Instructions to follow: Without including any images, reproduce each entry exactly.

## start Material supplied

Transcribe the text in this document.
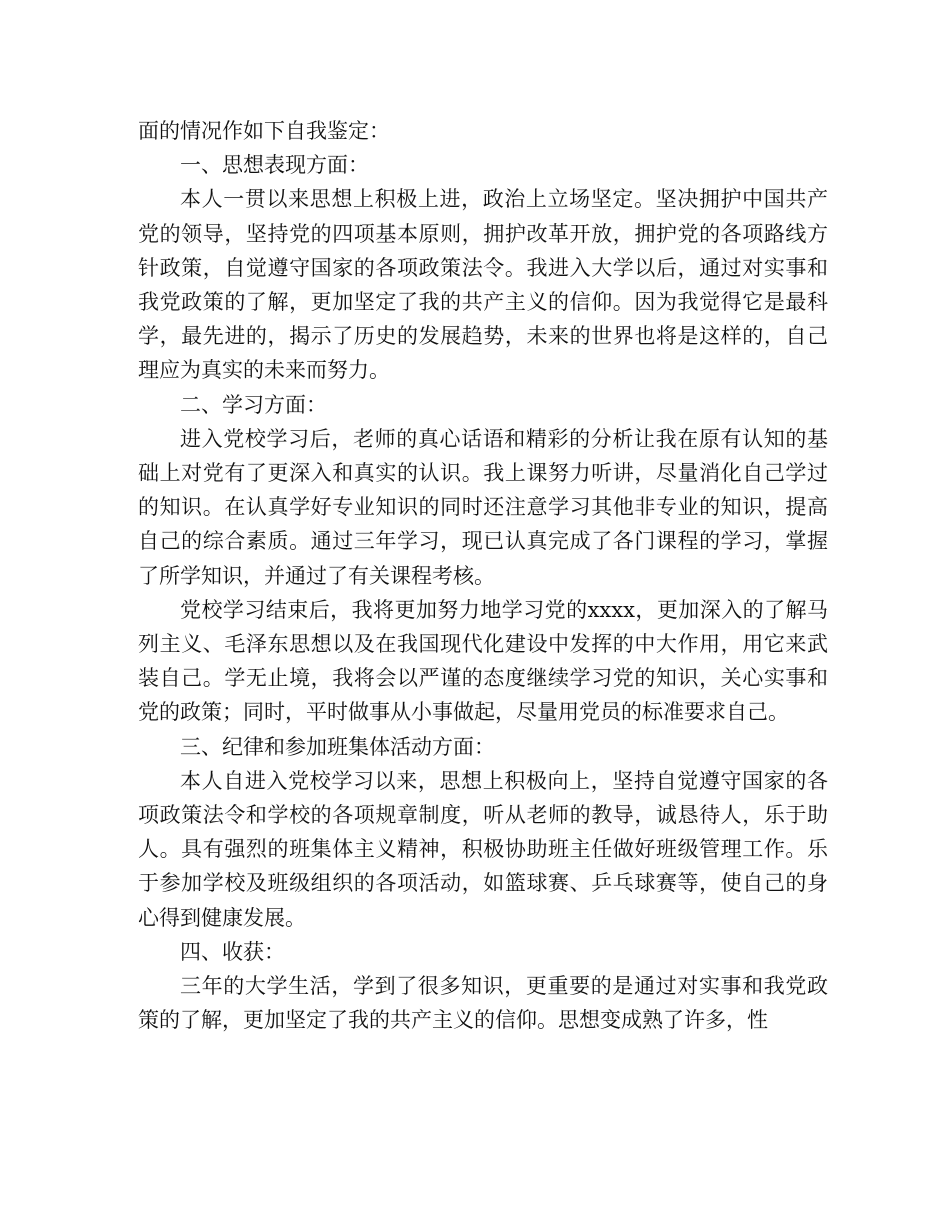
面的情况作如下自我鉴定：

一、思想表现方面：

本人一贯以来思想上积极上进，政治上立场坚定。坚决拥护中国共产党的领导，坚持党的四项基本原则，拥护改革开放，拥护党的各项路线方针政策，自觉遵守国家的各项政策法令。我进入大学以后，通过对实事和我党政策的了解，更加坚定了我的共产主义的信仰。因为我觉得它是最科学，最先进的，揭示了历史的发展趋势，未来的世界也将是这样的，自己理应为真实的未来而努力。

二、学习方面：

进入党校学习后，老师的真心话语和精彩的分析让我在原有认知的基础上对党有了更深入和真实的认识。我上课努力听讲，尽量消化自己学过的知识。在认真学好专业知识的同时还注意学习其他非专业的知识，提高自己的综合素质。通过三年学习，现已认真完成了各门课程的学习，掌握了所学知识，并通过了有关课程考核。

党校学习结束后，我将更加努力地学习党的xxxx，更加深入的了解马列主义、毛泽东思想以及在我国现代化建设中发挥的中大作用，用它来武装自己。学无止境，我将会以严谨的态度继续学习党的知识，关心实事和党的政策；同时，平时做事从小事做起，尽量用党员的标准要求自己。

三、纪律和参加班集体活动方面：

本人自进入党校学习以来，思想上积极向上，坚持自觉遵守国家的各项政策法令和学校的各项规章制度，听从老师的教导，诚恳待人，乐于助人。具有强烈的班集体主义精神，积极协助班主任做好班级管理工作。乐于参加学校及班级组织的各项活动，如篮球赛、乒乓球赛等，使自己的身心得到健康发展。

四、收获：

三年的大学生活，学到了很多知识，更重要的是通过对实事和我党政策的了解，更加坚定了我的共产主义的信仰。思想变成熟了许多，性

## end Material supplied

Exercise answer:
Transcribe the text in this document.
面的情况作如下自我鉴定：

一、思想表现方面：

本人一贯以来思想上积极上进，政治上立场坚定。坚决拥护中国共产党的领导，坚持党的四项基本原则，拥护改革开放，拥护党的各项路线方针政策，自觉遵守国家的各项政策法令。我进入大学以后，通过对实事和我党政策的了解，更加坚定了我的共产主义的信仰。因为我觉得它是最科学，最先进的，揭示了历史的发展趋势，未来的世界也将是这样的，自己理应为真实的未来而努力。

二、学习方面：

进入党校学习后，老师的真心话语和精彩的分析让我在原有认知的基础上对党有了更深入和真实的认识。我上课努力听讲，尽量消化自己学过的知识。在认真学好专业知识的同时还注意学习其他非专业的知识，提高自己的综合素质。通过三年学习，现已认真完成了各门课程的学习，掌握了所学知识，并通过了有关课程考核。

党校学习结束后，我将更加努力地学习党的xxxx，更加深入的了解马列主义、毛泽东思想以及在我国现代化建设中发挥的中大作用，用它来武装自己。学无止境，我将会以严谨的态度继续学习党的知识，关心实事和党的政策；同时，平时做事从小事做起，尽量用党员的标准要求自己。

三、纪律和参加班集体活动方面：

本人自进入党校学习以来，思想上积极向上，坚持自觉遵守国家的各项政策法令和学校的各项规章制度，听从老师的教导，诚恳待人，乐于助人。具有强烈的班集体主义精神，积极协助班主任做好班级管理工作。乐于参加学校及班级组织的各项活动，如篮球赛、乒乓球赛等，使自己的身心得到健康发展。

四、收获：

三年的大学生活，学到了很多知识，更重要的是通过对实事和我党政策的了解，更加坚定了我的共产主义的信仰。思想变成熟了许多，性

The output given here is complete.